REQUIRED ACTION 1
According to the review of Jeff Shaara's Vicksburg novel, which two cities did Federal forces hold by early 1863?
REQUIRED ACTION 2
Continue the review of Jeff Shaara's Vicksburg novel from its last sentence.
┌─ PROVIDED TEXT
Civil War novelist Jeff Shaara resurrects Vicksburg under Grant’s barrage

In his Civil War novels, Jeff Shaara brings to life all the noise, deprivation, exhaustion, and frustration typical of war, and his new tale of the Battle of Vicksburg is no exception. A Chain of Thunder is the second in a planned four-book series about the crucial campaigns in the “west”—west, that is, of the Appalachian mountains.

The Vicksburg campaign was certainly significant. By early 1863, Federal forces occupied Memphis and New Orleans. Vicksburg, Mississippi, was the last Confederate chokepoint on Federal communications and shipping on the river. General U. S. Grant, with command of all Federal forces in the west, had orders to open the river. But Vicksburg was heavily fortified, and repeated efforts to take it failed. After suffering heavy losses, Grant reluctantly laid siege to the town. Confederate forces and civilian inhabitants alike were trapped.
└─
┌─ DATA FOR REVIEW
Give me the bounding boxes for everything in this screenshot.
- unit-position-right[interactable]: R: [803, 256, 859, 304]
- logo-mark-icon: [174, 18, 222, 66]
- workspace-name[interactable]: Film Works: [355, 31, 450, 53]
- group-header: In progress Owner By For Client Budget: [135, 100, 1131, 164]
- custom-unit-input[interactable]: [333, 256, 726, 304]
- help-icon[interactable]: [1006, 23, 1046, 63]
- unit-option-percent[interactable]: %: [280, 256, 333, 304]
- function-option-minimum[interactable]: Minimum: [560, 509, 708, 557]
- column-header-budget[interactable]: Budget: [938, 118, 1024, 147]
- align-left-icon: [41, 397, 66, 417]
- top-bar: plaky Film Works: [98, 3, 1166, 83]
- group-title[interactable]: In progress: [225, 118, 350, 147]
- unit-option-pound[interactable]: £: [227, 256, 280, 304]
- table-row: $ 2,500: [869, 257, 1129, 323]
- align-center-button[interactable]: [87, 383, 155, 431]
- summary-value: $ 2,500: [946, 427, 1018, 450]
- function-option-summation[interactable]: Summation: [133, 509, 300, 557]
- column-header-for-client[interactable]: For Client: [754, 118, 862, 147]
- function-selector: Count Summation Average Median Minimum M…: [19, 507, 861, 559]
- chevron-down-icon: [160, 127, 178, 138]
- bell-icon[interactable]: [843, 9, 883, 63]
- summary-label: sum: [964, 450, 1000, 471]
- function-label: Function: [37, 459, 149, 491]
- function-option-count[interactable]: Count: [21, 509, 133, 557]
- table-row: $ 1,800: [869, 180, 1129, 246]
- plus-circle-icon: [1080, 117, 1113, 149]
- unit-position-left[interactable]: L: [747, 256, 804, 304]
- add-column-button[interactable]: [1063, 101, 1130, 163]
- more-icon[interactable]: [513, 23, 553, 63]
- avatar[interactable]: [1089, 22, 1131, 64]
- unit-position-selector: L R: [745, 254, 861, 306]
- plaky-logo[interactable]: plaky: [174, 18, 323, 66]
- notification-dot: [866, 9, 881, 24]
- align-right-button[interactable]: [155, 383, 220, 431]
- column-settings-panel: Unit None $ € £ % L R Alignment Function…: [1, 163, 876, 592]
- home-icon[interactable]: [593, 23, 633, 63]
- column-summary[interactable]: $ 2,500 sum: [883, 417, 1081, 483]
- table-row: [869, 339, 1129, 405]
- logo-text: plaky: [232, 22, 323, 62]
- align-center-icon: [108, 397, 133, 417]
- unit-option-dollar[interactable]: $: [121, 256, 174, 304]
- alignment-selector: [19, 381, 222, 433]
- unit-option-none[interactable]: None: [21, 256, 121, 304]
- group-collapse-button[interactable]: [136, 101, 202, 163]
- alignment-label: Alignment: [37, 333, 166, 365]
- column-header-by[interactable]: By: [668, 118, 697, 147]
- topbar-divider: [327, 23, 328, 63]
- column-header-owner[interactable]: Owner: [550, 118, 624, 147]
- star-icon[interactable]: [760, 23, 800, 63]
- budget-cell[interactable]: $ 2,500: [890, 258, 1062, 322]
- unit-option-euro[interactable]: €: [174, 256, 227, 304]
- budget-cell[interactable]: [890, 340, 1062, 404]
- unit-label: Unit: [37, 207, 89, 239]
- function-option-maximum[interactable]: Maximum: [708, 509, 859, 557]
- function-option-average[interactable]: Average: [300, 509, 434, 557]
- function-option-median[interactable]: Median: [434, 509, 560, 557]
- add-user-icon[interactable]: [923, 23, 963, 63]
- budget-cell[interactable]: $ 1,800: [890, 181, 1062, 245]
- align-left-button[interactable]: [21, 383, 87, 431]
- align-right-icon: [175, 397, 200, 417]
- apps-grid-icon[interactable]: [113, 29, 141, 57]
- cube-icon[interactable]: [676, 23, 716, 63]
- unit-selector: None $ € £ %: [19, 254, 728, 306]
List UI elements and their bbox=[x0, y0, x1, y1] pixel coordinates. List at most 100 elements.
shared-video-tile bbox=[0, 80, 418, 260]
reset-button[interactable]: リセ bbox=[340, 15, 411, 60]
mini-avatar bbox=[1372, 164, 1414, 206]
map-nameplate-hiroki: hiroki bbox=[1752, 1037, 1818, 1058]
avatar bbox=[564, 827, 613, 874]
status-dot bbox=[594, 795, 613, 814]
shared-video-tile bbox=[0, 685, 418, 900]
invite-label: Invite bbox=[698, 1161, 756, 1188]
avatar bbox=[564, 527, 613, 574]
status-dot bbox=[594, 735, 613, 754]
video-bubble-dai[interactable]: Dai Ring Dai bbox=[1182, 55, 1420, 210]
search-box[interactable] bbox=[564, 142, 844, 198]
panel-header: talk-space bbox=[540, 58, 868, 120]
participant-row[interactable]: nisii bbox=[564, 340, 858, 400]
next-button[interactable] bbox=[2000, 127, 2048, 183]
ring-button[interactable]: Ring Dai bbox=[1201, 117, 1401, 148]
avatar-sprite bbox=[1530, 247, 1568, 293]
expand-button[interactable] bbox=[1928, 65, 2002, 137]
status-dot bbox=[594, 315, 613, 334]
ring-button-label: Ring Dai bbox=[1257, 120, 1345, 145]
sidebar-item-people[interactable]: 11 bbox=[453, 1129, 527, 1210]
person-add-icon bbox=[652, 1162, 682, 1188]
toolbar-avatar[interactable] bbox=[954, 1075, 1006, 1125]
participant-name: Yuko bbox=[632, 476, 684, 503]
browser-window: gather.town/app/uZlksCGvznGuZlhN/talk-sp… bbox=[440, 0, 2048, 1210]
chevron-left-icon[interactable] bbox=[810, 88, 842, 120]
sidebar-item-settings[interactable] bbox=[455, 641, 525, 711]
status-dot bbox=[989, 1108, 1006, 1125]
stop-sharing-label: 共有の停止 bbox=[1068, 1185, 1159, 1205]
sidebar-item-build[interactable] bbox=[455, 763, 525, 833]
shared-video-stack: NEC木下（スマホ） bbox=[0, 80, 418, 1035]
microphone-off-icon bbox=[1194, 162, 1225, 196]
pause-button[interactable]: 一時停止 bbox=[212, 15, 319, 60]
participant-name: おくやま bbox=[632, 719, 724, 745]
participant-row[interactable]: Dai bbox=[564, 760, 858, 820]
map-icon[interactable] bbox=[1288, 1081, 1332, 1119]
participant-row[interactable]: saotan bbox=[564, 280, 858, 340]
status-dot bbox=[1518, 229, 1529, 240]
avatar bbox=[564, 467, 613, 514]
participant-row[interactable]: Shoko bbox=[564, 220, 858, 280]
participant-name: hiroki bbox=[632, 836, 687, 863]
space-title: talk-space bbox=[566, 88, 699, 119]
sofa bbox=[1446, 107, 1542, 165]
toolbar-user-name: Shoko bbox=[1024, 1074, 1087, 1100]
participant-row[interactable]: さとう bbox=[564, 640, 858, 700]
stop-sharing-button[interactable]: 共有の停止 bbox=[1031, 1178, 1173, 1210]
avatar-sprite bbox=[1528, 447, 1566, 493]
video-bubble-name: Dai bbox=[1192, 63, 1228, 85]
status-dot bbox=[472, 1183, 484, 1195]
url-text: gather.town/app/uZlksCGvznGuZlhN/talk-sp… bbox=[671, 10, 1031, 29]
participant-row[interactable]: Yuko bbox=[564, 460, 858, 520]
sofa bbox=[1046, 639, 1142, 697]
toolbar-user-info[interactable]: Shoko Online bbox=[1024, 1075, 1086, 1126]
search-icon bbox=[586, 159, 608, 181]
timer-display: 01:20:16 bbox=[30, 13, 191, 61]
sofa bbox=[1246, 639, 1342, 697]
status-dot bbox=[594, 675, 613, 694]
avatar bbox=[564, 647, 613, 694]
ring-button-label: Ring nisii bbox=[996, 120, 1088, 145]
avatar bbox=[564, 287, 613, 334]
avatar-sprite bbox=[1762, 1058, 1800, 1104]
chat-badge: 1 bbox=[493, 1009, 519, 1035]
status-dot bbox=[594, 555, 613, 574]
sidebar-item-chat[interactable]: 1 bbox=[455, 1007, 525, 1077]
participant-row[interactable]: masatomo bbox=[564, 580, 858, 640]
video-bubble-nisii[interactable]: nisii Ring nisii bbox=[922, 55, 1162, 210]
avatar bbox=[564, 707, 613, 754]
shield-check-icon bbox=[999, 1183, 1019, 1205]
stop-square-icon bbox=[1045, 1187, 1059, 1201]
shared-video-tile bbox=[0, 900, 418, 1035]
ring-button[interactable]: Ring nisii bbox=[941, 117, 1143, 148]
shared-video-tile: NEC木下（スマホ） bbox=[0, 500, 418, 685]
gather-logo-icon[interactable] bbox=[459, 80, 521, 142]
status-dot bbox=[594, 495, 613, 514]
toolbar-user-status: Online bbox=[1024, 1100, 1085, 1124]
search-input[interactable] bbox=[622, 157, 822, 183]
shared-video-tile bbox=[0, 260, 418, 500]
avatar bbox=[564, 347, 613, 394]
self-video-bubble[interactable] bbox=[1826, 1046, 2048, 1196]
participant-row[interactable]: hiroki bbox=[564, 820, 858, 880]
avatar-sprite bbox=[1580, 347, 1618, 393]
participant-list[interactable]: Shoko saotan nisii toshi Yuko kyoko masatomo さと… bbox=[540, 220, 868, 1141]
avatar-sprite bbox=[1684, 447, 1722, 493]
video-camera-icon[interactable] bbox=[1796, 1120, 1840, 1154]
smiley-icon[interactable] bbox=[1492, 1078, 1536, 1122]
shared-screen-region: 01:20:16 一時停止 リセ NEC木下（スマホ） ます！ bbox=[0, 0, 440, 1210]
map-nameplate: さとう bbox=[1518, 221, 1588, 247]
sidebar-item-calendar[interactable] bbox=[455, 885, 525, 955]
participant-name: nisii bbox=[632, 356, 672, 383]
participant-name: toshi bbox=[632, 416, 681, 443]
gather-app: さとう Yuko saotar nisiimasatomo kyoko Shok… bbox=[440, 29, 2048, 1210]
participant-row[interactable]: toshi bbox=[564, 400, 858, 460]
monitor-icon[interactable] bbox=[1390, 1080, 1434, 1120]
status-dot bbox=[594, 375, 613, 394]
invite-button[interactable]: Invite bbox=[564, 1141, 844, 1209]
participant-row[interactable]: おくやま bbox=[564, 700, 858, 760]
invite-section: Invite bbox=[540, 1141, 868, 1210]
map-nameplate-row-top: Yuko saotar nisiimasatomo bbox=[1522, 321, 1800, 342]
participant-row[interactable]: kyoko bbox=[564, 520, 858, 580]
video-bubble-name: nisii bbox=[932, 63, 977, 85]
└─
TASK RESULT 1
Memphis and New Orleans.

TASK RESULT 2
Neither side had it easy. Poor intelligence and communication frustrated Civil War commanders more than anything. Couriers conveying orders were sometimes intercepted, and those orders were often based on faulty intelligence. The press posted biased and uninformed dispatches, and rumors proliferated. Many of Shaara’s chapters focus on the generals wrestling with conflicting demands from their military superiors, the public, and the politicians.

The special appeal of A Chain of Thunder is the fleshing out of human relationships: “Grant looked toward Sherman, silent permission, and Sherman understood the courtesy,” Shaara writes. “Grant would not issue an order to Sherman’s own man.” His understanding of the military protocol of the day is precise, recognizing, for example, that subtle salute variations could affect the whole mood of an encounter. Shaara’s messengers always begin with, “The general offers his respects, sir.” At the bottom, too, rank makes a huge difference. No matter how close a friend is, when he is given a commission and you are not, you address him as Sir.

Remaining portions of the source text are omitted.